#### LISTED ENTRIES ####

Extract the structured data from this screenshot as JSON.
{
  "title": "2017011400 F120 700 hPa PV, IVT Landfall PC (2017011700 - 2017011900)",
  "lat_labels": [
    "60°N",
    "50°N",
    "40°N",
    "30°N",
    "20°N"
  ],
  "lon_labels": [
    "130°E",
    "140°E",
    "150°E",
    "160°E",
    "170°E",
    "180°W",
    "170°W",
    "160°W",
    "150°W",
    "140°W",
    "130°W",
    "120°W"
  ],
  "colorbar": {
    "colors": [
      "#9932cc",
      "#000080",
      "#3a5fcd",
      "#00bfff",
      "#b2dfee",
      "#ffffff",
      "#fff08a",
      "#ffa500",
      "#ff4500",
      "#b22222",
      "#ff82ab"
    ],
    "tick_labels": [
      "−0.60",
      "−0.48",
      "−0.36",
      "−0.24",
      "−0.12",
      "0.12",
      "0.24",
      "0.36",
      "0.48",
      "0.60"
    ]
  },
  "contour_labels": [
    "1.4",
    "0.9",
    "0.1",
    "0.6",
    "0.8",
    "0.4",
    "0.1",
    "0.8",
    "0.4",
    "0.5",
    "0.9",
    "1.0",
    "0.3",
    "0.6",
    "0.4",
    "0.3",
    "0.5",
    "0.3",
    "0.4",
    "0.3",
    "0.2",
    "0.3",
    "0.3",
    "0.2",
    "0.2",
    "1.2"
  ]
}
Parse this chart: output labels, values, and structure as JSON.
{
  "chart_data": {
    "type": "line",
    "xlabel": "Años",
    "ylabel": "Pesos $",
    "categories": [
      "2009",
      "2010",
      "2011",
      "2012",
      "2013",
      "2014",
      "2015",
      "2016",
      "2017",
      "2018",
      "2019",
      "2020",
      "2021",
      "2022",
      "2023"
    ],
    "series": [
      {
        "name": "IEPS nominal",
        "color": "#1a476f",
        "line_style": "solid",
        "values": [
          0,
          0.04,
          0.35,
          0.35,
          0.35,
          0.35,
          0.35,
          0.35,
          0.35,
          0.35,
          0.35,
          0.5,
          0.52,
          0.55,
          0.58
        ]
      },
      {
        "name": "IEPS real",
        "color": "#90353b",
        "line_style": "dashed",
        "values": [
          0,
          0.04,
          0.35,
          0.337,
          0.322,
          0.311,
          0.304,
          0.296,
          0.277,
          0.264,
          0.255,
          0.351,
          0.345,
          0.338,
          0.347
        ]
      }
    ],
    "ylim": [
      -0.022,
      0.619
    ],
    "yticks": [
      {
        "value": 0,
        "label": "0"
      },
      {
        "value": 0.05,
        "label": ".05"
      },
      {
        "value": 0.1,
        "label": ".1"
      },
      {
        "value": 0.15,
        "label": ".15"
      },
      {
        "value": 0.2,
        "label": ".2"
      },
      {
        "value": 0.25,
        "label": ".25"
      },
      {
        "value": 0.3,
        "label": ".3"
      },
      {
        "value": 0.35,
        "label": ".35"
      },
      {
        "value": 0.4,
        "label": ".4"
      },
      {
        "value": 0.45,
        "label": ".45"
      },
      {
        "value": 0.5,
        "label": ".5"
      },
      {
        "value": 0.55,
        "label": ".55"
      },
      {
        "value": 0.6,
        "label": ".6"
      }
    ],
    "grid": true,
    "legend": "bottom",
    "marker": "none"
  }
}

####

Select and copy every line of the material that holds the string "this".

Extract the structured data from this screenshot as JSON.
Parse this chart: output labels, values, and structure as JSON.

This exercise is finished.